**Short problem**.
Your task is to quote the material that follows, in full and exactly.

Records from a data collection:
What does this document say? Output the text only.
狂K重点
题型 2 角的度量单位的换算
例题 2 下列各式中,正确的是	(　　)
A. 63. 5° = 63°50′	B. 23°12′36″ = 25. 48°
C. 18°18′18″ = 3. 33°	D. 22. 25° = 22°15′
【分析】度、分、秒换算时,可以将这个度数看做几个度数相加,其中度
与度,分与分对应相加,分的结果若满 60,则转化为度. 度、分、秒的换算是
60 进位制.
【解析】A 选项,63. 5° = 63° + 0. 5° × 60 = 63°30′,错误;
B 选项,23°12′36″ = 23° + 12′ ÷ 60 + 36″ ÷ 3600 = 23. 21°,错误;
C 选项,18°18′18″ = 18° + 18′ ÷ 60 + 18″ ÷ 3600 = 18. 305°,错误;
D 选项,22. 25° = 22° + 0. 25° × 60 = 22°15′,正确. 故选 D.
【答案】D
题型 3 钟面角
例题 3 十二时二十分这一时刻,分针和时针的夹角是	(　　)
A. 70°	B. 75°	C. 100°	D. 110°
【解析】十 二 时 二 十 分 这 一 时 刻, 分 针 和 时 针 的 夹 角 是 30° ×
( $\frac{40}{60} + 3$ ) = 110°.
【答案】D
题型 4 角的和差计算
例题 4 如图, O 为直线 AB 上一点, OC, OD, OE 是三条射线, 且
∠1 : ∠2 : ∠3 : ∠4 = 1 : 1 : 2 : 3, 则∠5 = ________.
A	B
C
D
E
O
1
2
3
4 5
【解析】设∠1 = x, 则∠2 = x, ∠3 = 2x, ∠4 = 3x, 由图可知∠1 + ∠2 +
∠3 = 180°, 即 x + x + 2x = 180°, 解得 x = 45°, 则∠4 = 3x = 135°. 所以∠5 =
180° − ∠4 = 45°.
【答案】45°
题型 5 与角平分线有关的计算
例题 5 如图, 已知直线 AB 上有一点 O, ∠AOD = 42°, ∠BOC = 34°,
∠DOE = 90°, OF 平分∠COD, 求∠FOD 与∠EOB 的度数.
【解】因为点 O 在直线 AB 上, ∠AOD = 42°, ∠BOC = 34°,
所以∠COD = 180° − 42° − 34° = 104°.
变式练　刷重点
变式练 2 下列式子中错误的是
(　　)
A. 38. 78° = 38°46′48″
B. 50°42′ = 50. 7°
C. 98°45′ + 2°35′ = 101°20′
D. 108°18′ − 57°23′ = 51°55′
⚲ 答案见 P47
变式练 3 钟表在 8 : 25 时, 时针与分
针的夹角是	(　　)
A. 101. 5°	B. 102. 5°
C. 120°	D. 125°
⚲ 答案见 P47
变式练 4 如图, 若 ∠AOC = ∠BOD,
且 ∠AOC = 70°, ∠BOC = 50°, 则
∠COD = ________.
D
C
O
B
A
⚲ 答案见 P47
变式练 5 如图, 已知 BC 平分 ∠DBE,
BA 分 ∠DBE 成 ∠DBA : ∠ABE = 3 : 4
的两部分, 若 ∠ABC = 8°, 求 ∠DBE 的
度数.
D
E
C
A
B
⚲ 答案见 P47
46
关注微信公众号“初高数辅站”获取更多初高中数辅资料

**Completed exercise**.
What does this document say? Output the text only.
狂K重点
题型 2 角的度量单位的换算
例题 2 下列各式中,正确的是	(　　)
A. 63. 5° = 63°50′	B. 23°12′36″ = 25. 48°
C. 18°18′18″ = 3. 33°	D. 22. 25° = 22°15′
【分析】度、分、秒换算时,可以将这个度数看做几个度数相加,其中度
与度,分与分对应相加,分的结果若满 60,则转化为度. 度、分、秒的换算是
60 进位制.
【解析】A 选项,63. 5° = 63° + 0. 5° × 60 = 63°30′,错误;
B 选项,23°12′36″ = 23° + 12′ ÷ 60 + 36″ ÷ 3600 = 23. 21°,错误;
C 选项,18°18′18″ = 18° + 18′ ÷ 60 + 18″ ÷ 3600 = 18. 305°,错误;
D 选项,22. 25° = 22° + 0. 25° × 60 = 22°15′,正确. 故选 D.
【答案】D
题型 3 钟面角
例题 3 十二时二十分这一时刻,分针和时针的夹角是	(　　)
A. 70°	B. 75°	C. 100°	D. 110°
【解析】十 二 时 二 十 分 这 一 时 刻, 分 针 和 时 针 的 夹 角 是 30° ×
( $\frac{40}{60} + 3$ ) = 110°.
【答案】D
题型 4 角的和差计算
例题 4 如图, O 为直线 AB 上一点, OC, OD, OE 是三条射线, 且
∠1 : ∠2 : ∠3 : ∠4 = 1 : 1 : 2 : 3, 则∠5 = ________.
A	B
C
D
E
O
1
2
3
4 5
【解析】设∠1 = x, 则∠2 = x, ∠3 = 2x, ∠4 = 3x, 由图可知∠1 + ∠2 +
∠3 = 180°, 即 x + x + 2x = 180°, 解得 x = 45°, 则∠4 = 3x = 135°. 所以∠5 =
180° − ∠4 = 45°.
【答案】45°
题型 5 与角平分线有关的计算
例题 5 如图, 已知直线 AB 上有一点 O, ∠AOD = 42°, ∠BOC = 34°,
∠DOE = 90°, OF 平分∠COD, 求∠FOD 与∠EOB 的度数.
【解】因为点 O 在直线 AB 上, ∠AOD = 42°, ∠BOC = 34°,
所以∠COD = 180° − 42° − 34° = 104°.
变式练　刷重点
变式练 2 下列式子中错误的是
(　　)
A. 38. 78° = 38°46′48″
B. 50°42′ = 50. 7°
C. 98°45′ + 2°35′ = 101°20′
D. 108°18′ − 57°23′ = 51°55′
⚲ 答案见 P47
变式练 3 钟表在 8 : 25 时, 时针与分
针的夹角是	(　　)
A. 101. 5°	B. 102. 5°
C. 120°	D. 125°
⚲ 答案见 P47
变式练 4 如图, 若 ∠AOC = ∠BOD,
且 ∠AOC = 70°, ∠BOC = 50°, 则
∠COD = ________.
D
C
O
B
A
⚲ 答案见 P47
变式练 5 如图, 已知 BC 平分 ∠DBE,
BA 分 ∠DBE 成 ∠DBA : ∠ABE = 3 : 4
的两部分, 若 ∠ABC = 8°, 求 ∠DBE 的
度数.
D
E
C
A
B
⚲ 答案见 P47
46
关注微信公众号“初高数辅站”获取更多初高中数辅资料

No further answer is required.